▶ PROBLEM DETAILS:
Copy the data below exactly, omitting any picture it contains.

[BEGIN DATA PROVIDED]

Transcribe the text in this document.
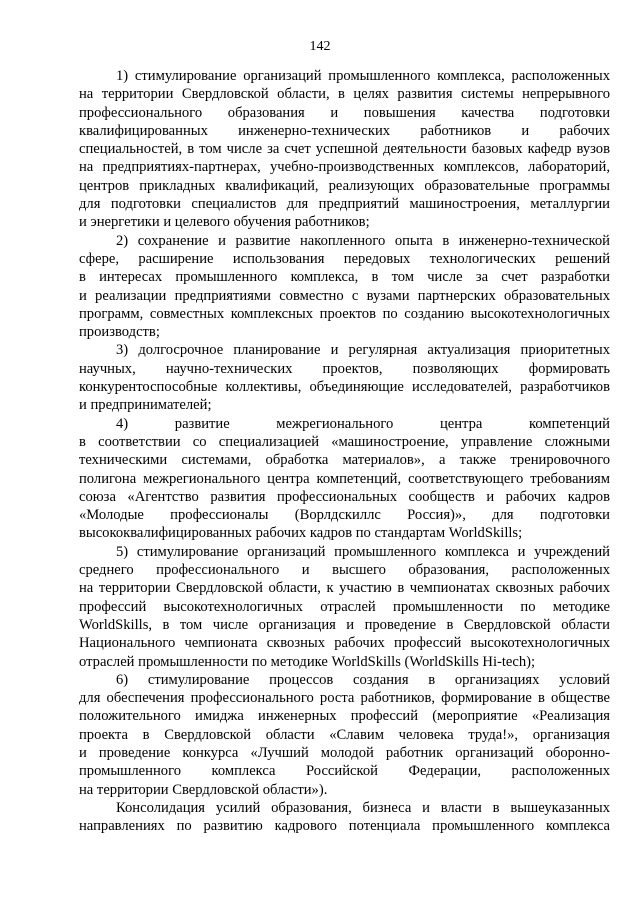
142
1) стимулирование организаций промышленного комплекса, расположенных
на территории Свердловской области, в целях развития системы непрерывного
профессионального образования и повышения качества подготовки
квалифицированных инженерно-технических работников и рабочих
специальностей, в том числе за счет успешной деятельности базовых кафедр вузов
на предприятиях-партнерах, учебно-производственных комплексов, лабораторий,
центров прикладных квалификаций, реализующих образовательные программы
для подготовки специалистов для предприятий машиностроения, металлургии
и энергетики и целевого обучения работников;
2) сохранение и развитие накопленного опыта в инженерно-технической
сфере, расширение использования передовых технологических решений
в интересах промышленного комплекса, в том числе за счет разработки
и реализации предприятиями совместно с вузами партнерских образовательных
программ, совместных комплексных проектов по созданию высокотехнологичных
производств;
3) долгосрочное планирование и регулярная актуализация приоритетных
научных, научно-технических проектов, позволяющих формировать
конкурентоспособные коллективы, объединяющие исследователей, разработчиков
и предпринимателей;
4) развитие межрегионального центра компетенций
в соответствии со специализацией «машиностроение, управление сложными
техническими системами, обработка материалов», а также тренировочного
полигона межрегионального центра компетенций, соответствующего требованиям
союза «Агентство развития профессиональных сообществ и рабочих кадров
«Молодые профессионалы (Ворлдскиллс Россия)», для подготовки
высококвалифицированных рабочих кадров по стандартам WorldSkills;
5) стимулирование организаций промышленного комплекса и учреждений
среднего профессионального и высшего образования, расположенных
на территории Свердловской области, к участию в чемпионатах сквозных рабочих
профессий высокотехнологичных отраслей промышленности по методике
WorldSkills, в том числе организация и проведение в Свердловской области
Национального чемпионата сквозных рабочих профессий высокотехнологичных
отраслей промышленности по методике WorldSkills (WorldSkills Hi-tech);
6) стимулирование процессов создания в организациях условий
для обеспечения профессионального роста работников, формирование в обществе
положительного имиджа инженерных профессий (мероприятие «Реализация
проекта в Свердловской области «Славим человека труда!», организация
и проведение конкурса «Лучший молодой работник организаций оборонно-
промышленного комплекса Российской Федерации, расположенных
на территории Свердловской области»).
Консолидация усилий образования, бизнеса и власти в вышеуказанных
направлениях по развитию кадрового потенциала промышленного комплекса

[END DATA PROVIDED]

▶ FULL OUTPUT:
Transcribe the text in this document.
142
1) стимулирование организаций промышленного комплекса, расположенных
на территории Свердловской области, в целях развития системы непрерывного
профессионального образования и повышения качества подготовки
квалифицированных инженерно-технических работников и рабочих
специальностей, в том числе за счет успешной деятельности базовых кафедр вузов
на предприятиях-партнерах, учебно-производственных комплексов, лабораторий,
центров прикладных квалификаций, реализующих образовательные программы
для подготовки специалистов для предприятий машиностроения, металлургии
и энергетики и целевого обучения работников;
2) сохранение и развитие накопленного опыта в инженерно-технической
сфере, расширение использования передовых технологических решений
в интересах промышленного комплекса, в том числе за счет разработки
и реализации предприятиями совместно с вузами партнерских образовательных
программ, совместных комплексных проектов по созданию высокотехнологичных
производств;
3) долгосрочное планирование и регулярная актуализация приоритетных
научных, научно-технических проектов, позволяющих формировать
конкурентоспособные коллективы, объединяющие исследователей, разработчиков
и предпринимателей;
4) развитие межрегионального центра компетенций
в соответствии со специализацией «машиностроение, управление сложными
техническими системами, обработка материалов», а также тренировочного
полигона межрегионального центра компетенций, соответствующего требованиям
союза «Агентство развития профессиональных сообществ и рабочих кадров
«Молодые профессионалы (Ворлдскиллс Россия)», для подготовки
высококвалифицированных рабочих кадров по стандартам WorldSkills;
5) стимулирование организаций промышленного комплекса и учреждений
среднего профессионального и высшего образования, расположенных
на территории Свердловской области, к участию в чемпионатах сквозных рабочих
профессий высокотехнологичных отраслей промышленности по методике
WorldSkills, в том числе организация и проведение в Свердловской области
Национального чемпионата сквозных рабочих профессий высокотехнологичных
отраслей промышленности по методике WorldSkills (WorldSkills Hi-tech);
6) стимулирование процессов создания в организациях условий
для обеспечения профессионального роста работников, формирование в обществе
положительного имиджа инженерных профессий (мероприятие «Реализация
проекта в Свердловской области «Славим человека труда!», организация
и проведение конкурса «Лучший молодой работник организаций оборонно-
промышленного комплекса Российской Федерации, расположенных
на территории Свердловской области»).
Консолидация усилий образования, бизнеса и власти в вышеуказанных
направлениях по развитию кадрового потенциала промышленного комплекса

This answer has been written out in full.